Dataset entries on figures
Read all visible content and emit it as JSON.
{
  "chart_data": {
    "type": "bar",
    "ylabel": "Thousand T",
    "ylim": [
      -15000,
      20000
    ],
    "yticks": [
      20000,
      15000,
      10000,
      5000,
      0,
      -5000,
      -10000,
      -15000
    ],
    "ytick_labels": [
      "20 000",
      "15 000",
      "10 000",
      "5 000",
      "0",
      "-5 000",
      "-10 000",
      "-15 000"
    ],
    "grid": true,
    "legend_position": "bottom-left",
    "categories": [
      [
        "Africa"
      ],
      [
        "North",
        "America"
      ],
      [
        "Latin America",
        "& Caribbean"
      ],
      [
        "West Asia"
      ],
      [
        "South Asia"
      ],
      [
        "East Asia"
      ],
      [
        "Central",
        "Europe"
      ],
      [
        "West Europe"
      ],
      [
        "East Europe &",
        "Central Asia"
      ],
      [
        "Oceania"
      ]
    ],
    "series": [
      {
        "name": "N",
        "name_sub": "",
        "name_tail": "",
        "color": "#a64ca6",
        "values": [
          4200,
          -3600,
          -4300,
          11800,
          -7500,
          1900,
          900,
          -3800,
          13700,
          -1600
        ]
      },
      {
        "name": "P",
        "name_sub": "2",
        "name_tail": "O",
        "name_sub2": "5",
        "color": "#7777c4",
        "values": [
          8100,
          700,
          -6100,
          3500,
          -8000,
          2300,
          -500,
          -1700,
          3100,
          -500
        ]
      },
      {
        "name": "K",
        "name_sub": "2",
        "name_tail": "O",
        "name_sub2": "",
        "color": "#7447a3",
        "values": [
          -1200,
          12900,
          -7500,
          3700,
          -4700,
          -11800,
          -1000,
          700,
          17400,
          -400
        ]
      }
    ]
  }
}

Stated goal: Reproduce the full listing exactly.

Solution:
Read all visible content and emit it as JSON.
{
  "chart_data": {
    "type": "bar",
    "ylabel": "Thousand T",
    "ylim": [
      -15000,
      20000
    ],
    "yticks": [
      20000,
      15000,
      10000,
      5000,
      0,
      -5000,
      -10000,
      -15000
    ],
    "ytick_labels": [
      "20 000",
      "15 000",
      "10 000",
      "5 000",
      "0",
      "-5 000",
      "-10 000",
      "-15 000"
    ],
    "grid": true,
    "legend_position": "bottom-left",
    "categories": [
      [
        "Africa"
      ],
      [
        "North",
        "America"
      ],
      [
        "Latin America",
        "& Caribbean"
      ],
      [
        "West Asia"
      ],
      [
        "South Asia"
      ],
      [
        "East Asia"
      ],
      [
        "Central",
        "Europe"
      ],
      [
        "West Europe"
      ],
      [
        "East Europe &",
        "Central Asia"
      ],
      [
        "Oceania"
      ]
    ],
    "series": [
      {
        "name": "N",
        "name_sub": "",
        "name_tail": "",
        "color": "#a64ca6",
        "values": [
          4200,
          -3600,
          -4300,
          11800,
          -7500,
          1900,
          900,
          -3800,
          13700,
          -1600
        ]
      },
      {
        "name": "P",
        "name_sub": "2",
        "name_tail": "O",
        "name_sub2": "5",
        "color": "#7777c4",
        "values": [
          8100,
          700,
          -6100,
          3500,
          -8000,
          2300,
          -500,
          -1700,
          3100,
          -500
        ]
      },
      {
        "name": "K",
        "name_sub": "2",
        "name_tail": "O",
        "name_sub2": "",
        "color": "#7447a3",
        "values": [
          -1200,
          12900,
          -7500,
          3700,
          -4700,
          -11800,
          -1000,
          700,
          17400,
          -400
        ]
      }
    ]
  }
}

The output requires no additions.